TEXT BLOCK:
---*---
On Saturday, September 13, 1975, Robert Retzack, the Union's business representative, was visiting jobsites to check whether employer members of the Wisconsin Excavators and Graders Association were violating the collective bargaining agreement with the Union. He noticed that union member Gerald Thimke, a Company employee, was excavating blacktop from a driveway and parking area at 11:30 that morning and that the work was still in process at 12:30 p.m. but had been completed before 3:00 p.m. Consequently, a month later, Retzack telephoned company president Ronald Grimm and told Grimm that Retzack had reason to believe that the Company was not compensating its operating engineers properly under the collective bargaining contract. Therefore, he asked to inspect the payroll records for that month, but Grimm said he was too busy to comply with the request and that he was not sure the Union had the right to obtain the information. This prompted Retzack to write Grimm that in the absence of a satisfactory response by November 15, 1975, the Union would seriously consider filing a charge with the Labor Board.

When Retzack telephoned Grimm about this same matter on January 6, 1976, Grimm agreed to let Retzack look at September 1975 records on the following day. At that time, he showed Retzack the records for two of its operating engineers, Thimke and Thomas Wegner, apparently the only persons then in the bargaining unit (Company Br. 4, 5). No hours worked were shown for Thimke on September 13. After inspecting those records, Retzack told Grimm that they were "a patent fraud"2 and demanded that the operating engineers be paid in accordance with the labor agreement. At this same meeting, Retzack asked Grimm for a complete record of all payroll dates with respect to the Company's operating engineers for 1975, including a complete list of the customers for whom the Company had done work which involved the operation of construction equipment in 1975. Retzack said otherwise the Union would file a grievance with respect to the allegedly fraudulent nature of the Company's time records. Grimm replied that he had no such detailed information.

Retzack spoke to former Company employee Donald Shrader on January 9 and with another former employee, Dan Hill, on February 4. They said the Company had not paid them overtime and that they were required to submit two time cards to the Company, one in detail and the other blank, so that Company could use the blank time card "to reconstruct the hours so as to comply with the contract and the [minimum wage or 'fair hour'] law."

Because Retzack had not received the requested information by February 25, he wrote Company counsel stating that the Union would file an unfair labor practice charge with the Labor Board unless the information were conveyed to the Union in timely fashion. Company counsel replied, expressing surprise that the Union would be seeking information to support its January 8, 1976, grievance and stating that he would write the Company about Retzack's February 25 request. Since no satisfaction was received, the Union filed its charge on March 19, soon thereafter arbitration of the grievance was postponed indefinitely, and the Labor Board's regional director filed this complaint on May 10.

At the ensuing hearing before the Administrative Law Judge, Retzack testified that the Union considered the requested information essential to prove "the patently fraudulent nature of the payroll records that are a product of a collusive relationship with two employees; namely, Thomas Wegner and Gerald Thimke, and * * * [company president] Ronald Grimm." After receiving such information, Retzack said the Union would contact the Company's customers in order to compare the dates, times, and places where the Company's unit employees worked with data obtained from the Company's payroll records.

The Administrative Law Judge rejected the Company's initial defense that its customers do not have the appropriate records, deciding that the Union should be permitted to ascertain this matter with the customers. Although the Company argued that if it submitted the information sought the Union would subject the Company's customers to harassment and thus cause the Company to lose business, the Administrative Law Judge rejected this argument as speculative and unsubstantiated. He stated that if the Company could show any such harassment, it would have adequate remedies in the courts.
---*---
Document layout detection data:
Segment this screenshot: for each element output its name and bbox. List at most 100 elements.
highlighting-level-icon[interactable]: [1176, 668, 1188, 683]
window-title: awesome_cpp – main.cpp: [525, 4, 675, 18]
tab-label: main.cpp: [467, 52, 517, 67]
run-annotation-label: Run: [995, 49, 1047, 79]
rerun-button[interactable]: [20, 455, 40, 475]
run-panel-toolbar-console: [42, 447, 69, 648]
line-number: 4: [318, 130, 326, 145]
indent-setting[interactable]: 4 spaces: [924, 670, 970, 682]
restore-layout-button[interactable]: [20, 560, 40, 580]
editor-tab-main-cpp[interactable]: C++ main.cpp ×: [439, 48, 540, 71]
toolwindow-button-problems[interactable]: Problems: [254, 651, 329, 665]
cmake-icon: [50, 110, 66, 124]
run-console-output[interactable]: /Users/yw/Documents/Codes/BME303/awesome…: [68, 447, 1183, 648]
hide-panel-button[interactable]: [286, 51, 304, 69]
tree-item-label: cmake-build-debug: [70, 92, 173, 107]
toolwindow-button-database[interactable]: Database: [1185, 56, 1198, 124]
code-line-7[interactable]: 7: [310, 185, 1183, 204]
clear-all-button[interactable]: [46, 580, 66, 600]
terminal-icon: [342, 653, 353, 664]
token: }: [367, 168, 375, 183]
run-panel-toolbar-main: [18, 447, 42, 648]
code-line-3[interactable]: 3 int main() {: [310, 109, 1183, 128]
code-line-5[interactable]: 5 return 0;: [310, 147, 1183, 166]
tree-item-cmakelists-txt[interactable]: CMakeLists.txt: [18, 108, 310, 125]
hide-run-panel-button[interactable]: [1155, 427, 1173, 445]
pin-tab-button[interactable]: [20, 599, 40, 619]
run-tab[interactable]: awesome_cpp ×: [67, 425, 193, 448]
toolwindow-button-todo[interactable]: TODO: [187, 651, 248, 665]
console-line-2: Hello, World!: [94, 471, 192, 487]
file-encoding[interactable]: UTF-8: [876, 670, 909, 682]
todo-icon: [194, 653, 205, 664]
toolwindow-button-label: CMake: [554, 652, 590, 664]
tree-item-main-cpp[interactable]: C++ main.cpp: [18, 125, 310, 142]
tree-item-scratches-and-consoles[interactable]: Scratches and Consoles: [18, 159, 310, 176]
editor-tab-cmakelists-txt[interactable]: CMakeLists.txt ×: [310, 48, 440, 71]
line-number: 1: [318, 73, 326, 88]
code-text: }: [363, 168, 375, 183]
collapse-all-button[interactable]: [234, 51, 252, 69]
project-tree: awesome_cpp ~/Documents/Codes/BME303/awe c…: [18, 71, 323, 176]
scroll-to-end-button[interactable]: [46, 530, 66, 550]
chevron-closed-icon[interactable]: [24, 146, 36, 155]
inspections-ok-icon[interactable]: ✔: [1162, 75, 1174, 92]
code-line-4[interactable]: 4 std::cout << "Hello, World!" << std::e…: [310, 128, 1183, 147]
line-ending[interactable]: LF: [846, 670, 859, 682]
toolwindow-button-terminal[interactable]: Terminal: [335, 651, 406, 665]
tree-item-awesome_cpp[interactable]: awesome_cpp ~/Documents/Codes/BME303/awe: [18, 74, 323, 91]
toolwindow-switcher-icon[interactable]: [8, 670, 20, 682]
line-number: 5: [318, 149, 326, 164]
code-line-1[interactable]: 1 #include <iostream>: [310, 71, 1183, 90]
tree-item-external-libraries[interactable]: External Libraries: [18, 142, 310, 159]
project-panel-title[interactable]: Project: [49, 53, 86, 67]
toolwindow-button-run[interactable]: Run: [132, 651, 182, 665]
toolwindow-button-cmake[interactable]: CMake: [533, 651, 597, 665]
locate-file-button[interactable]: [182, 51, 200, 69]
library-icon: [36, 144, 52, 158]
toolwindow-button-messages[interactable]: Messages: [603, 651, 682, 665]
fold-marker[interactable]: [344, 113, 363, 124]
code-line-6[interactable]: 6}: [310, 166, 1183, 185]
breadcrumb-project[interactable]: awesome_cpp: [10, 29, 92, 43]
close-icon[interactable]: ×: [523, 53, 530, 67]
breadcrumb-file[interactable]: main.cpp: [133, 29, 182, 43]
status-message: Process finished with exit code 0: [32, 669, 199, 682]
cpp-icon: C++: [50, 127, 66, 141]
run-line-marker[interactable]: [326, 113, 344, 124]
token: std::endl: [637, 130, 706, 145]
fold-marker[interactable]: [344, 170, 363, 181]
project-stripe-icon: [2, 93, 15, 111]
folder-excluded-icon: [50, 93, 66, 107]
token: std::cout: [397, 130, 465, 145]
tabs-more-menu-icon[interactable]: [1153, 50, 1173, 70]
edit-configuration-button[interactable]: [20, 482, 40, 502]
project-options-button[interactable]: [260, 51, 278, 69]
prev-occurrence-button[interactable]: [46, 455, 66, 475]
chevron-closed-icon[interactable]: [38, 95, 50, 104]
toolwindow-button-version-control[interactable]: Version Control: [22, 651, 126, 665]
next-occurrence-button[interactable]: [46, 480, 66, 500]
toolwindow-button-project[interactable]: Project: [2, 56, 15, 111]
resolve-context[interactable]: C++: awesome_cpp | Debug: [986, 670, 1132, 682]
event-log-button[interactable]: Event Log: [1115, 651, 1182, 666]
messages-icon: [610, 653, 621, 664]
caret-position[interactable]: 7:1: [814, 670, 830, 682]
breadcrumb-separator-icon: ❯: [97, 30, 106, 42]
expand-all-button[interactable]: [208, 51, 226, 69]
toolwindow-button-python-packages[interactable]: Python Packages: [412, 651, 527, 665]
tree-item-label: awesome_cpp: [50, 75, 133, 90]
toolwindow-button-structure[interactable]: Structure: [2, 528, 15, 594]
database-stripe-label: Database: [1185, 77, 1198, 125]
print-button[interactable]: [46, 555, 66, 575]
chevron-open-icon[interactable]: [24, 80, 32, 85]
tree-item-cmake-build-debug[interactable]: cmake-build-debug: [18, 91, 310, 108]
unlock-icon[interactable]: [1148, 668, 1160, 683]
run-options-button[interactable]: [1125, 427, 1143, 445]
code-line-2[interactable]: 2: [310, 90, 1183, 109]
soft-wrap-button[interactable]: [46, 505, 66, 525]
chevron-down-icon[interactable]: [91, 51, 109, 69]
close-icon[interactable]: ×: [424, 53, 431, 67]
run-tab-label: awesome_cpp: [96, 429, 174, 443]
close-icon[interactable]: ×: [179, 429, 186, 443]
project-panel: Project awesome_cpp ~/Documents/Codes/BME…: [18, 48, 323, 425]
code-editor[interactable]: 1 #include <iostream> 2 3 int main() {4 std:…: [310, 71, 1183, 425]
---*---
ACTIVITY LIST:
a. Edit the account of the Union's payroll dispute, everything from "At the ensuing" down to "Company's payroll records.", so that "payroll records" becomes "wage records".
b. According to the account of the Union's payroll dispute, on what date did the Labor Board's regional director file the complaint?
Work from the text alone.

TASK RESULTS:
a.
At the ensuing hearing before the Administrative Law Judge, Retzack testified that the Union considered the requested information essential to prove "the patently fraudulent nature of the wage records that are a product of a collusive relationship with two employees; namely, Thomas Wegner and Gerald Thimke, and * * * [company president] Ronald Grimm." After receiving such information, Retzack said the Union would contact the Company's customers in order to compare the dates, times, and places where the Company's unit employees worked with data obtained from the Company's wage records.

b. May 10